__GIVEN EXERCISE__
The records that follow should be retyped word for word.

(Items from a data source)
↓↓↓
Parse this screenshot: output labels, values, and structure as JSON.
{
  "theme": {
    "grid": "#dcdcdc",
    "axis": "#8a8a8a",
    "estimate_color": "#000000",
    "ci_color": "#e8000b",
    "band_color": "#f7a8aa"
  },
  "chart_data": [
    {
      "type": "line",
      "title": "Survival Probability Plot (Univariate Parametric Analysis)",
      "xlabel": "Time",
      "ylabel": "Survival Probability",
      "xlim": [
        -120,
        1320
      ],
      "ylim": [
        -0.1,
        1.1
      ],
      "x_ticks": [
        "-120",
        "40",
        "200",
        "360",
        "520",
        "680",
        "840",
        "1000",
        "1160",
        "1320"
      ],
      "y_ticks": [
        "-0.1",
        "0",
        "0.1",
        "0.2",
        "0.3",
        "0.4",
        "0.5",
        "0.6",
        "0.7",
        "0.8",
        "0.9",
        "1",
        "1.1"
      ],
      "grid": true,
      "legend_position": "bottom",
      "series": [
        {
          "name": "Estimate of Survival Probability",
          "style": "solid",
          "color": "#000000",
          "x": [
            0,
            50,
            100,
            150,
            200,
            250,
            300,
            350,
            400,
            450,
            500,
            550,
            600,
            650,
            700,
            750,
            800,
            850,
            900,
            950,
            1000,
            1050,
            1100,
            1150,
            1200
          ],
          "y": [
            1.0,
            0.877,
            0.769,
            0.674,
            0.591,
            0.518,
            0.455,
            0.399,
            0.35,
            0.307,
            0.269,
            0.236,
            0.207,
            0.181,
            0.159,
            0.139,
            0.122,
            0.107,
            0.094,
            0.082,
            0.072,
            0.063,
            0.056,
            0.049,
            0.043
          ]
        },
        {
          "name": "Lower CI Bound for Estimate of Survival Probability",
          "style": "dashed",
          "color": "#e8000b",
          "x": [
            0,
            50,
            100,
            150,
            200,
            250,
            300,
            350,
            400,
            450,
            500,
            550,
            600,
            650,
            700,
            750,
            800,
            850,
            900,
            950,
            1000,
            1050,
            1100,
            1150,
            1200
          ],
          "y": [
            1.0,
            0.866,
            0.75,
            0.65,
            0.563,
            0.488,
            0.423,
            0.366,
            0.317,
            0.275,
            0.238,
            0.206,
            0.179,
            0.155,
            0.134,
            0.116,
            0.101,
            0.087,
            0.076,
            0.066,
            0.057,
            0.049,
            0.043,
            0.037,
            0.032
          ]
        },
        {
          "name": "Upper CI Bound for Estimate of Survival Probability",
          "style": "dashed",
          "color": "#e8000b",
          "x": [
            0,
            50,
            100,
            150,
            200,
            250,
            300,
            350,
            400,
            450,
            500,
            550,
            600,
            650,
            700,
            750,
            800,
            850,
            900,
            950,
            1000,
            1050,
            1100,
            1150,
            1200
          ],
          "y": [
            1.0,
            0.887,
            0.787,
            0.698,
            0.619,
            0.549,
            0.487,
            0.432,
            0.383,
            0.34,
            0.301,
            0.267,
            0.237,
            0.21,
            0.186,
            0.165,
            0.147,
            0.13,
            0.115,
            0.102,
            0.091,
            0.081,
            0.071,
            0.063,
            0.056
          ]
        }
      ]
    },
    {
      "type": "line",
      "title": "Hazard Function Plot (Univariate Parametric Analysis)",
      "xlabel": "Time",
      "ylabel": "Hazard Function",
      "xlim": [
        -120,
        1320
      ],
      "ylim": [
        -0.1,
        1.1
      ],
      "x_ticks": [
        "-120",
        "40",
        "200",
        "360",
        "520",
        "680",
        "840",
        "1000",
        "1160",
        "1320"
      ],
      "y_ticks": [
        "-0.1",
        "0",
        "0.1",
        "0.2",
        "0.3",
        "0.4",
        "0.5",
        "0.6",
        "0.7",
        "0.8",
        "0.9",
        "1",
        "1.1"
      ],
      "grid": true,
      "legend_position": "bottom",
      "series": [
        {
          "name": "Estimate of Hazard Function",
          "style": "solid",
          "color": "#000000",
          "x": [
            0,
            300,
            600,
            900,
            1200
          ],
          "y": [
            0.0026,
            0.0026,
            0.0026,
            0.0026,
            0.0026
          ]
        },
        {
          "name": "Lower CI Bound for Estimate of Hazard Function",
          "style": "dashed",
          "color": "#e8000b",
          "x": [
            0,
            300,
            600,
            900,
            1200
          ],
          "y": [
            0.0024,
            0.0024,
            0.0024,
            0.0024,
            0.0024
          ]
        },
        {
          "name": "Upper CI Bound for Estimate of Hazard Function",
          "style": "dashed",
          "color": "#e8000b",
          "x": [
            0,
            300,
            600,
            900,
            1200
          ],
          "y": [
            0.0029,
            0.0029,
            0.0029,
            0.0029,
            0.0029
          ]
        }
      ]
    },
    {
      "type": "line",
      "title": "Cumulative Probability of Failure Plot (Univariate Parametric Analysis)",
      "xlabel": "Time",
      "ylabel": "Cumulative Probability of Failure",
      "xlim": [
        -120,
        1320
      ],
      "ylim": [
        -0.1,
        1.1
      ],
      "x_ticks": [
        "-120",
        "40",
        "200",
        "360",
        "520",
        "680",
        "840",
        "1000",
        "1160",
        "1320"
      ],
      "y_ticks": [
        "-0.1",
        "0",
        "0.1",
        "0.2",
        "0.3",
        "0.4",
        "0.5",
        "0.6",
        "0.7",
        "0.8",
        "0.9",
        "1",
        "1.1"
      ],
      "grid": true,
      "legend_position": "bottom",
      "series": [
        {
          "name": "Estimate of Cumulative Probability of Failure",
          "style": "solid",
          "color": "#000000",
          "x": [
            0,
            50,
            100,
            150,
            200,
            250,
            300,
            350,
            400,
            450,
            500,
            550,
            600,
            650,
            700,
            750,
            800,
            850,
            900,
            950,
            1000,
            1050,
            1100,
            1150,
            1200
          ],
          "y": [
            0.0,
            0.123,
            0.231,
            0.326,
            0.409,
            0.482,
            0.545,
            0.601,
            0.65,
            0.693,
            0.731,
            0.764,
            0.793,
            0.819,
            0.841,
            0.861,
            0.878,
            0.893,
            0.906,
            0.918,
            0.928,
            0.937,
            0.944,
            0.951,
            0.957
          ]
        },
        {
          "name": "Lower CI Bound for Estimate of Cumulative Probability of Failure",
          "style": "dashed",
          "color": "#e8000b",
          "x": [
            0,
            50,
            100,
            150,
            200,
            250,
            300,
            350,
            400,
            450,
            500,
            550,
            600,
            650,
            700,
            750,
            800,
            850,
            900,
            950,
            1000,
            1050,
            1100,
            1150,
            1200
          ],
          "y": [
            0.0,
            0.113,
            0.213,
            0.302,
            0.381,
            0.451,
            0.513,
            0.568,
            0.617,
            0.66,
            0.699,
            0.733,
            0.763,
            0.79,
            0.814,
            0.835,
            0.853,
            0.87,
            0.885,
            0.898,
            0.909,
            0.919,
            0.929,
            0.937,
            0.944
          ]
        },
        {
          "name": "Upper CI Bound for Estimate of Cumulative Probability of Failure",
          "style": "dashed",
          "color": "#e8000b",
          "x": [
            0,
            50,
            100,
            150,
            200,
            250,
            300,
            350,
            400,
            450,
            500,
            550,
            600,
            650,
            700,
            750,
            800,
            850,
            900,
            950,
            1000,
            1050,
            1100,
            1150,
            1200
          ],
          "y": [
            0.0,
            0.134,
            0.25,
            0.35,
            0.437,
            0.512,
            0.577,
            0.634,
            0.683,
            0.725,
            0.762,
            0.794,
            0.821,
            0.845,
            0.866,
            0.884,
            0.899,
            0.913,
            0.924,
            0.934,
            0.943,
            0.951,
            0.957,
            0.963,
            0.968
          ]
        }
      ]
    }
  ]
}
↑↑↑
__THE REPLY__
Parse this screenshot: output labels, values, and structure as JSON.
{
  "theme": {
    "grid": "#dcdcdc",
    "axis": "#8a8a8a",
    "estimate_color": "#000000",
    "ci_color": "#e8000b",
    "band_color": "#f7a8aa"
  },
  "chart_data": [
    {
      "type": "line",
      "title": "Survival Probability Plot (Univariate Parametric Analysis)",
      "xlabel": "Time",
      "ylabel": "Survival Probability",
      "xlim": [
        -120,
        1320
      ],
      "ylim": [
        -0.1,
        1.1
      ],
      "x_ticks": [
        "-120",
        "40",
        "200",
        "360",
        "520",
        "680",
        "840",
        "1000",
        "1160",
        "1320"
      ],
      "y_ticks": [
        "-0.1",
        "0",
        "0.1",
        "0.2",
        "0.3",
        "0.4",
        "0.5",
        "0.6",
        "0.7",
        "0.8",
        "0.9",
        "1",
        "1.1"
      ],
      "grid": true,
      "legend_position": "bottom",
      "series": [
        {
          "name": "Estimate of Survival Probability",
          "style": "solid",
          "color": "#000000",
          "x": [
            0,
            50,
            100,
            150,
            200,
            250,
            300,
            350,
            400,
            450,
            500,
            550,
            600,
            650,
            700,
            750,
            800,
            850,
            900,
            950,
            1000,
            1050,
            1100,
            1150,
            1200
          ],
          "y": [
            1.0,
            0.877,
            0.769,
            0.674,
            0.591,
            0.518,
            0.455,
            0.399,
            0.35,
            0.307,
            0.269,
            0.236,
            0.207,
            0.181,
            0.159,
            0.139,
            0.122,
            0.107,
            0.094,
            0.082,
            0.072,
            0.063,
            0.056,
            0.049,
            0.043
          ]
        },
        {
          "name": "Lower CI Bound for Estimate of Survival Probability",
          "style": "dashed",
          "color": "#e8000b",
          "x": [
            0,
            50,
            100,
            150,
            200,
            250,
            300,
            350,
            400,
            450,
            500,
            550,
            600,
            650,
            700,
            750,
            800,
            850,
            900,
            950,
            1000,
            1050,
            1100,
            1150,
            1200
          ],
          "y": [
            1.0,
            0.866,
            0.75,
            0.65,
            0.563,
            0.488,
            0.423,
            0.366,
            0.317,
            0.275,
            0.238,
            0.206,
            0.179,
            0.155,
            0.134,
            0.116,
            0.101,
            0.087,
            0.076,
            0.066,
            0.057,
            0.049,
            0.043,
            0.037,
            0.032
          ]
        },
        {
          "name": "Upper CI Bound for Estimate of Survival Probability",
          "style": "dashed",
          "color": "#e8000b",
          "x": [
            0,
            50,
            100,
            150,
            200,
            250,
            300,
            350,
            400,
            450,
            500,
            550,
            600,
            650,
            700,
            750,
            800,
            850,
            900,
            950,
            1000,
            1050,
            1100,
            1150,
            1200
          ],
          "y": [
            1.0,
            0.887,
            0.787,
            0.698,
            0.619,
            0.549,
            0.487,
            0.432,
            0.383,
            0.34,
            0.301,
            0.267,
            0.237,
            0.21,
            0.186,
            0.165,
            0.147,
            0.13,
            0.115,
            0.102,
            0.091,
            0.081,
            0.071,
            0.063,
            0.056
          ]
        }
      ]
    },
    {
      "type": "line",
      "title": "Hazard Function Plot (Univariate Parametric Analysis)",
      "xlabel": "Time",
      "ylabel": "Hazard Function",
      "xlim": [
        -120,
        1320
      ],
      "ylim": [
        -0.1,
        1.1
      ],
      "x_ticks": [
        "-120",
        "40",
        "200",
        "360",
        "520",
        "680",
        "840",
        "1000",
        "1160",
        "1320"
      ],
      "y_ticks": [
        "-0.1",
        "0",
        "0.1",
        "0.2",
        "0.3",
        "0.4",
        "0.5",
        "0.6",
        "0.7",
        "0.8",
        "0.9",
        "1",
        "1.1"
      ],
      "grid": true,
      "legend_position": "bottom",
      "series": [
        {
          "name": "Estimate of Hazard Function",
          "style": "solid",
          "color": "#000000",
          "x": [
            0,
            300,
            600,
            900,
            1200
          ],
          "y": [
            0.0026,
            0.0026,
            0.0026,
            0.0026,
            0.0026
          ]
        },
        {
          "name": "Lower CI Bound for Estimate of Hazard Function",
          "style": "dashed",
          "color": "#e8000b",
          "x": [
            0,
            300,
            600,
            900,
            1200
          ],
          "y": [
            0.0024,
            0.0024,
            0.0024,
            0.0024,
            0.0024
          ]
        },
        {
          "name": "Upper CI Bound for Estimate of Hazard Function",
          "style": "dashed",
          "color": "#e8000b",
          "x": [
            0,
            300,
            600,
            900,
            1200
          ],
          "y": [
            0.0029,
            0.0029,
            0.0029,
            0.0029,
            0.0029
          ]
        }
      ]
    },
    {
      "type": "line",
      "title": "Cumulative Probability of Failure Plot (Univariate Parametric Analysis)",
      "xlabel": "Time",
      "ylabel": "Cumulative Probability of Failure",
      "xlim": [
        -120,
        1320
      ],
      "ylim": [
        -0.1,
        1.1
      ],
      "x_ticks": [
        "-120",
        "40",
        "200",
        "360",
        "520",
        "680",
        "840",
        "1000",
        "1160",
        "1320"
      ],
      "y_ticks": [
        "-0.1",
        "0",
        "0.1",
        "0.2",
        "0.3",
        "0.4",
        "0.5",
        "0.6",
        "0.7",
        "0.8",
        "0.9",
        "1",
        "1.1"
      ],
      "grid": true,
      "legend_position": "bottom",
      "series": [
        {
          "name": "Estimate of Cumulative Probability of Failure",
          "style": "solid",
          "color": "#000000",
          "x": [
            0,
            50,
            100,
            150,
            200,
            250,
            300,
            350,
            400,
            450,
            500,
            550,
            600,
            650,
            700,
            750,
            800,
            850,
            900,
            950,
            1000,
            1050,
            1100,
            1150,
            1200
          ],
          "y": [
            0.0,
            0.123,
            0.231,
            0.326,
            0.409,
            0.482,
            0.545,
            0.601,
            0.65,
            0.693,
            0.731,
            0.764,
            0.793,
            0.819,
            0.841,
            0.861,
            0.878,
            0.893,
            0.906,
            0.918,
            0.928,
            0.937,
            0.944,
            0.951,
            0.957
          ]
        },
        {
          "name": "Lower CI Bound for Estimate of Cumulative Probability of Failure",
          "style": "dashed",
          "color": "#e8000b",
          "x": [
            0,
            50,
            100,
            150,
            200,
            250,
            300,
            350,
            400,
            450,
            500,
            550,
            600,
            650,
            700,
            750,
            800,
            850,
            900,
            950,
            1000,
            1050,
            1100,
            1150,
            1200
          ],
          "y": [
            0.0,
            0.113,
            0.213,
            0.302,
            0.381,
            0.451,
            0.513,
            0.568,
            0.617,
            0.66,
            0.699,
            0.733,
            0.763,
            0.79,
            0.814,
            0.835,
            0.853,
            0.87,
            0.885,
            0.898,
            0.909,
            0.919,
            0.929,
            0.937,
            0.944
          ]
        },
        {
          "name": "Upper CI Bound for Estimate of Cumulative Probability of Failure",
          "style": "dashed",
          "color": "#e8000b",
          "x": [
            0,
            50,
            100,
            150,
            200,
            250,
            300,
            350,
            400,
            450,
            500,
            550,
            600,
            650,
            700,
            750,
            800,
            850,
            900,
            950,
            1000,
            1050,
            1100,
            1150,
            1200
          ],
          "y": [
            0.0,
            0.134,
            0.25,
            0.35,
            0.437,
            0.512,
            0.577,
            0.634,
            0.683,
            0.725,
            0.762,
            0.794,
            0.821,
            0.845,
            0.866,
            0.884,
            0.899,
            0.913,
            0.924,
            0.934,
            0.943,
            0.951,
            0.957,
            0.963,
            0.968
          ]
        }
      ]
    }
  ]
}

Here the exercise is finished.